━━ DATASET EXTRACT ━━

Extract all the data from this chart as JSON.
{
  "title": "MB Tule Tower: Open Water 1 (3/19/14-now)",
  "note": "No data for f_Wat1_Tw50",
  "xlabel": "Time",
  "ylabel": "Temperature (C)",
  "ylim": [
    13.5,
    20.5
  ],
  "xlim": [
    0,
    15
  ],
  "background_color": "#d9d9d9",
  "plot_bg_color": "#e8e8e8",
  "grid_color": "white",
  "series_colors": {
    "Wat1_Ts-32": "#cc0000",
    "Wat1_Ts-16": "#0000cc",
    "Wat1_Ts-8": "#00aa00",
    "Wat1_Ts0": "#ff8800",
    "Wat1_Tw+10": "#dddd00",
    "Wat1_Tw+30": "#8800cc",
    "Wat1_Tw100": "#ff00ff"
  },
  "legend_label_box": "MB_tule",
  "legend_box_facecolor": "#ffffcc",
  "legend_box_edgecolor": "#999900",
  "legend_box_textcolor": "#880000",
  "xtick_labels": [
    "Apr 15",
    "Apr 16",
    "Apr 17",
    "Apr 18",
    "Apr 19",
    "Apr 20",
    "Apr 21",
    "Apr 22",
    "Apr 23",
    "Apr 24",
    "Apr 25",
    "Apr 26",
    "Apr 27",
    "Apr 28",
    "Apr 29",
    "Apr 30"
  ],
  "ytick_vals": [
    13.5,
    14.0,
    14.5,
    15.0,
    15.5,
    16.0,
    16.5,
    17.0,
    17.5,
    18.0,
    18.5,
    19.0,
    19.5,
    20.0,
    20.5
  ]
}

━━━
━━ DATASET EXTRACT ━━

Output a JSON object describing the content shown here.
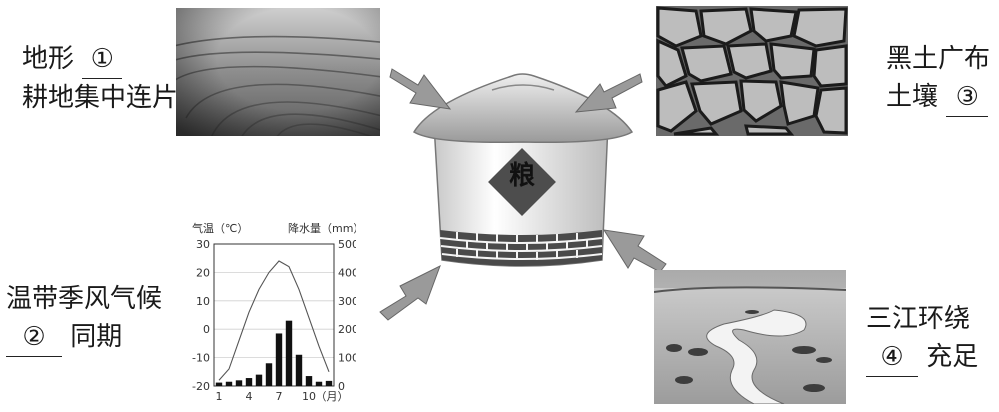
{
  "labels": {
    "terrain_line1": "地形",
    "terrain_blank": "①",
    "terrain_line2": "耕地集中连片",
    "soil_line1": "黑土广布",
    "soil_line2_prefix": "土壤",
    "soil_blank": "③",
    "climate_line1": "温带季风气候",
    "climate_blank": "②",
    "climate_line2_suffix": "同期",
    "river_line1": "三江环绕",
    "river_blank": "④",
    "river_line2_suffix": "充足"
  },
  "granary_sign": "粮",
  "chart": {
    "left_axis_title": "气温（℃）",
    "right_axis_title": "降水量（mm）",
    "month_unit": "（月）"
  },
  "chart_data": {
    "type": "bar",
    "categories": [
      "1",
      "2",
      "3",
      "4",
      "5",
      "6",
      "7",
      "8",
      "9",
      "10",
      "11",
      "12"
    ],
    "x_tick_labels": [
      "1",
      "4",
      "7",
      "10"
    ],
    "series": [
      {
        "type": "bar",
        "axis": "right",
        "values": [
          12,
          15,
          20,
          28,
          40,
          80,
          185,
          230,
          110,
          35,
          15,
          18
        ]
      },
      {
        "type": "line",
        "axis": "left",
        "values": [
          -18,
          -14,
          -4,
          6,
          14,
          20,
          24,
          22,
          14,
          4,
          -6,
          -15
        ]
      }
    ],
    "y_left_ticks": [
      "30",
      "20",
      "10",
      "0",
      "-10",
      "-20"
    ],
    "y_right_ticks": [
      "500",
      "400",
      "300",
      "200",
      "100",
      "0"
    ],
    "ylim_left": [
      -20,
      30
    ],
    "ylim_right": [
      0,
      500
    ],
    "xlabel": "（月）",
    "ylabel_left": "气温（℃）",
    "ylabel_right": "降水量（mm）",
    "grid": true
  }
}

━━━

→ **REQUIRED TASK**: Search the data above for lines holding "JSON" and copy each of them.

→ **TASK SOLUTION**:
Extract all the data from this chart as JSON.
Output a JSON object describing the content shown here.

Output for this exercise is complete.